REQUIREMENTS: Repeat each line of the material below exactly as it appears, minus any pictures.

Data extracted from a collection:
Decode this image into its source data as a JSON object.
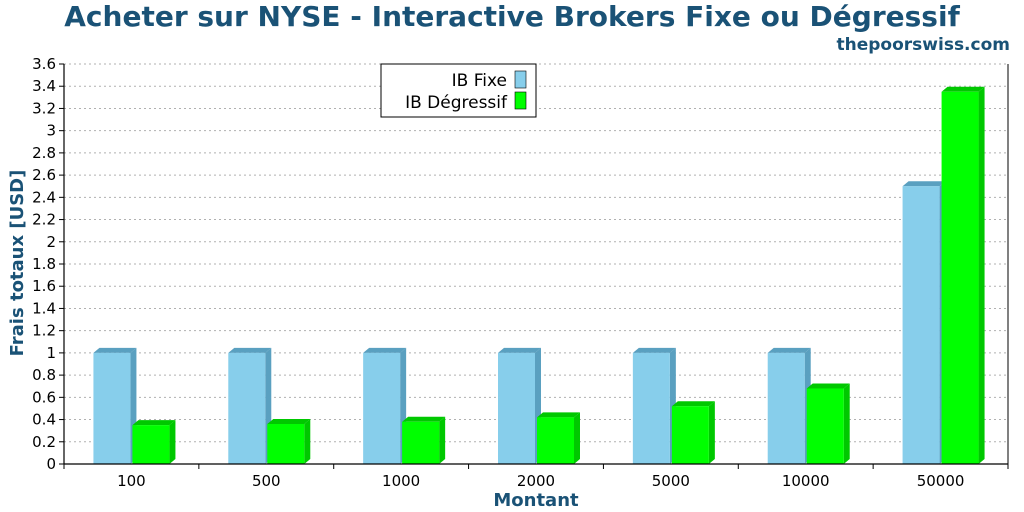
{
  "colors": {
    "title": "#1a5276",
    "series_fixe": "#87ceeb",
    "series_fixe_side": "#5aa0c0",
    "series_degressif": "#00ff00",
    "series_degressif_side": "#00c800"
  },
  "header": {
    "title": "Acheter sur NYSE - Interactive Brokers Fixe ou Dégressif",
    "subtitle": "thepoorswiss.com"
  },
  "chart_data": {
    "type": "bar",
    "title": "Acheter sur NYSE - Interactive Brokers Fixe ou Dégressif",
    "xlabel": "Montant",
    "ylabel": "Frais totaux [USD]",
    "categories": [
      "100",
      "500",
      "1000",
      "2000",
      "5000",
      "10000",
      "50000"
    ],
    "series": [
      {
        "name": "IB Fixe",
        "values": [
          1.0,
          1.0,
          1.0,
          1.0,
          1.0,
          1.0,
          2.5
        ]
      },
      {
        "name": "IB Dégressif",
        "values": [
          0.35,
          0.36,
          0.38,
          0.42,
          0.52,
          0.68,
          3.35
        ]
      }
    ],
    "ylim": [
      0,
      3.6
    ],
    "yticks": [
      "0",
      "0.2",
      "0.4",
      "0.6",
      "0.8",
      "1",
      "1.2",
      "1.4",
      "1.6",
      "1.8",
      "2",
      "2.2",
      "2.4",
      "2.6",
      "2.8",
      "3",
      "3.2",
      "3.4",
      "3.6"
    ],
    "grid": true,
    "legend_position": "top-center"
  }
}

PROBLEM SOLUTION:
Decode this image into its source data as a JSON object.
{
  "colors": {
    "title": "#1a5276",
    "series_fixe": "#87ceeb",
    "series_fixe_side": "#5aa0c0",
    "series_degressif": "#00ff00",
    "series_degressif_side": "#00c800"
  },
  "header": {
    "title": "Acheter sur NYSE - Interactive Brokers Fixe ou Dégressif",
    "subtitle": "thepoorswiss.com"
  },
  "chart_data": {
    "type": "bar",
    "title": "Acheter sur NYSE - Interactive Brokers Fixe ou Dégressif",
    "xlabel": "Montant",
    "ylabel": "Frais totaux [USD]",
    "categories": [
      "100",
      "500",
      "1000",
      "2000",
      "5000",
      "10000",
      "50000"
    ],
    "series": [
      {
        "name": "IB Fixe",
        "values": [
          1.0,
          1.0,
          1.0,
          1.0,
          1.0,
          1.0,
          2.5
        ]
      },
      {
        "name": "IB Dégressif",
        "values": [
          0.35,
          0.36,
          0.38,
          0.42,
          0.52,
          0.68,
          3.35
        ]
      }
    ],
    "ylim": [
      0,
      3.6
    ],
    "yticks": [
      "0",
      "0.2",
      "0.4",
      "0.6",
      "0.8",
      "1",
      "1.2",
      "1.4",
      "1.6",
      "1.8",
      "2",
      "2.2",
      "2.4",
      "2.6",
      "2.8",
      "3",
      "3.2",
      "3.4",
      "3.6"
    ],
    "grid": true,
    "legend_position": "top-center"
  }
}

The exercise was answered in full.